* _REQUIREMENT_
Reproduce all lines of the listing below in which the word "Restaurant" occurs.

* _DATA SUPPLIED_
>>>
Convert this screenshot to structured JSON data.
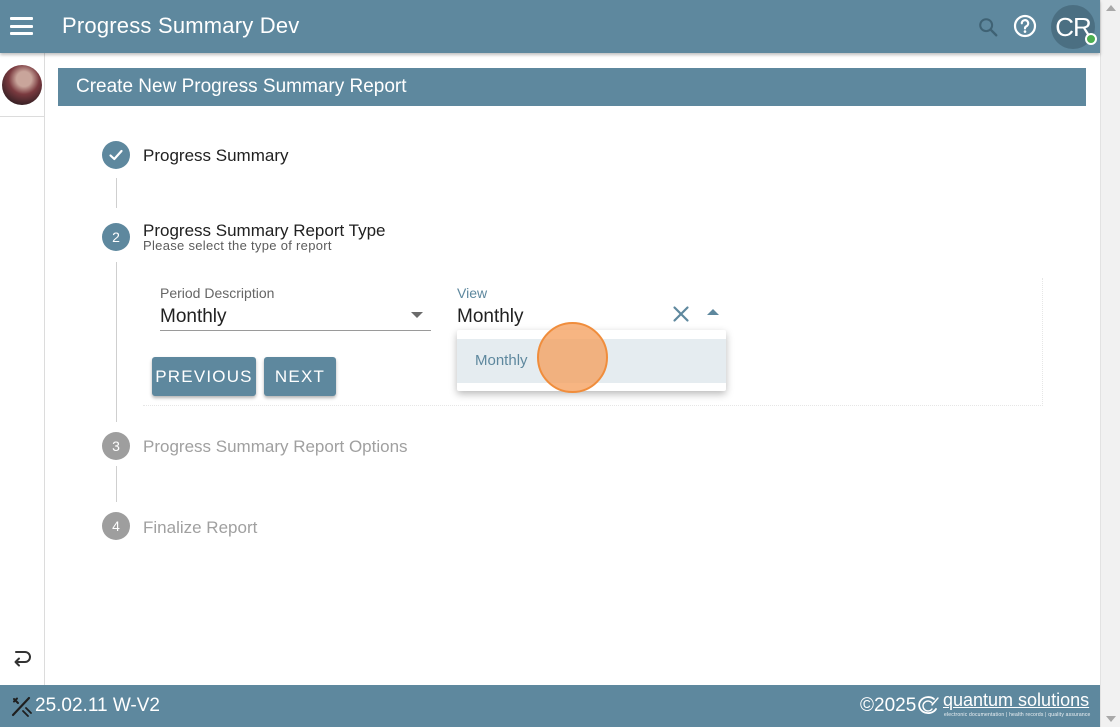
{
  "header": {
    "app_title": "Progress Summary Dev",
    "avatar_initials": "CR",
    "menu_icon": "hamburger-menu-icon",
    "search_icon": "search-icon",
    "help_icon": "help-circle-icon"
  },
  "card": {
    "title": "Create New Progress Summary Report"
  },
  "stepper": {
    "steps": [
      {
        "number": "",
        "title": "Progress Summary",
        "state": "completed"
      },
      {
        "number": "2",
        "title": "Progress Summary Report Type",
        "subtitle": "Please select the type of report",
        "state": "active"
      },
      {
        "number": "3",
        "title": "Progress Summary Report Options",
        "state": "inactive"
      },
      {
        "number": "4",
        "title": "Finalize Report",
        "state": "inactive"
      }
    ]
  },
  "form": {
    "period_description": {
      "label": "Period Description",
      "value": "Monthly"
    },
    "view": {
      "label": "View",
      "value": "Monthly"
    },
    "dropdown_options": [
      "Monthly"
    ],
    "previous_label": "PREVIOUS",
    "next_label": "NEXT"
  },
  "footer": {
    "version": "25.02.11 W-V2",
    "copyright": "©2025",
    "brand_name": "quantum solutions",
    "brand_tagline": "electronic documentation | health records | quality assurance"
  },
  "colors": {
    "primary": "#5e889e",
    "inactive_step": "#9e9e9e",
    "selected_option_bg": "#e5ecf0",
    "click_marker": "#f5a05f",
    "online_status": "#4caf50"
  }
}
<<<
>>>
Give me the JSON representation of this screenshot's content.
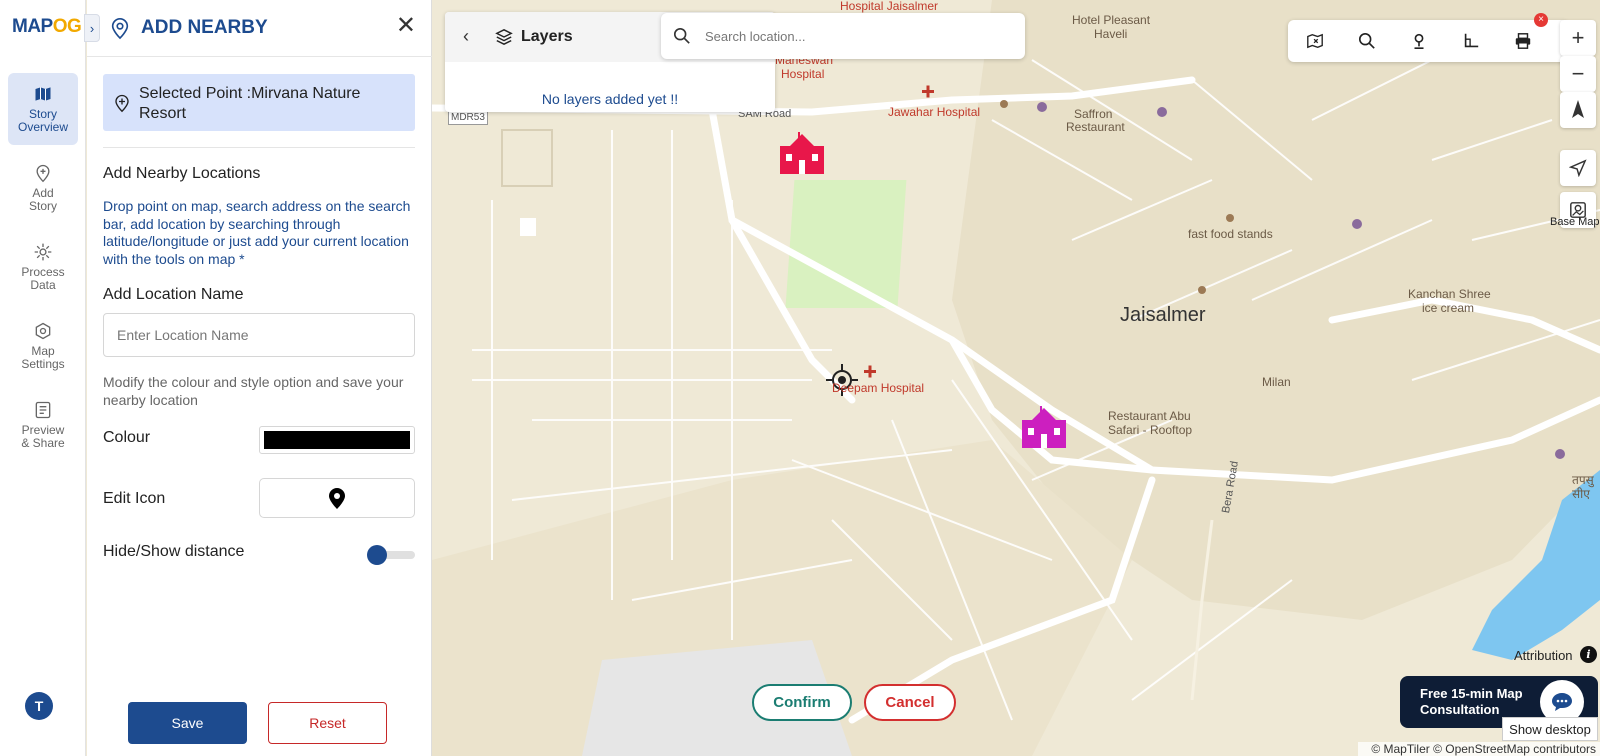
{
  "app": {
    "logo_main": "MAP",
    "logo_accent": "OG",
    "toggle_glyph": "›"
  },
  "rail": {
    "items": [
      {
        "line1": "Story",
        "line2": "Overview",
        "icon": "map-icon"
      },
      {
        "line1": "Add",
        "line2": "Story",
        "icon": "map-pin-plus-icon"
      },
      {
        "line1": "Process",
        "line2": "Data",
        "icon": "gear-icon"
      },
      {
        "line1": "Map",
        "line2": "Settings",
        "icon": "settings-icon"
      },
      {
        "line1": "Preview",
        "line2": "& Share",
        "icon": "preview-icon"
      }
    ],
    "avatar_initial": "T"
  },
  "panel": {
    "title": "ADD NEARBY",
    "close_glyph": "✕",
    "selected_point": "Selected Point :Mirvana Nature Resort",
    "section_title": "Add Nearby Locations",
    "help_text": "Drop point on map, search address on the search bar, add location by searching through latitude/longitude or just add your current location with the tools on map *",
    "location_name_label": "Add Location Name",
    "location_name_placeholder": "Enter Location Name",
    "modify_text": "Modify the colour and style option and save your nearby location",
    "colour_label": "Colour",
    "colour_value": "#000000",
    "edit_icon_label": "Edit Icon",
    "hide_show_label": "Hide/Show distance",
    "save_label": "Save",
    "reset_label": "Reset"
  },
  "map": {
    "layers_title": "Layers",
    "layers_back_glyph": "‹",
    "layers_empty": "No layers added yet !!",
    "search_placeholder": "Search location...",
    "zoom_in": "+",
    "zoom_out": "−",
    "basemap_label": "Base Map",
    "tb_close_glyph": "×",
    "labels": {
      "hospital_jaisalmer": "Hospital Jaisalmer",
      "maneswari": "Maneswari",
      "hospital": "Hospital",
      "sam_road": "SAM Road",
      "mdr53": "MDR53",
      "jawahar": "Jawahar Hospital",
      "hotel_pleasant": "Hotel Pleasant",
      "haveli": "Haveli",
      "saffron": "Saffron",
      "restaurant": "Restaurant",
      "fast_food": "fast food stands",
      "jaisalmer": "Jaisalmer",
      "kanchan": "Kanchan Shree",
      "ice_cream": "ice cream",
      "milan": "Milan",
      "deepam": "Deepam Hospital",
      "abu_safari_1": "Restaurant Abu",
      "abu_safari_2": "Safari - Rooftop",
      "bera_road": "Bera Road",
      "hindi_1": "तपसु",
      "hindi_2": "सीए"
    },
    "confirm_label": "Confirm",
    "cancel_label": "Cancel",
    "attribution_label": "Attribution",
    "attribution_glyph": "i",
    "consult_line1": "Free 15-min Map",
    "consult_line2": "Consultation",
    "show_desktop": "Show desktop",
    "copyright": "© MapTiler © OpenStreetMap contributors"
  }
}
<<<
* _ANSWER FOR THE TASK_
      "restaurant": "Restaurant",
      "abu_safari_1": "Restaurant Abu",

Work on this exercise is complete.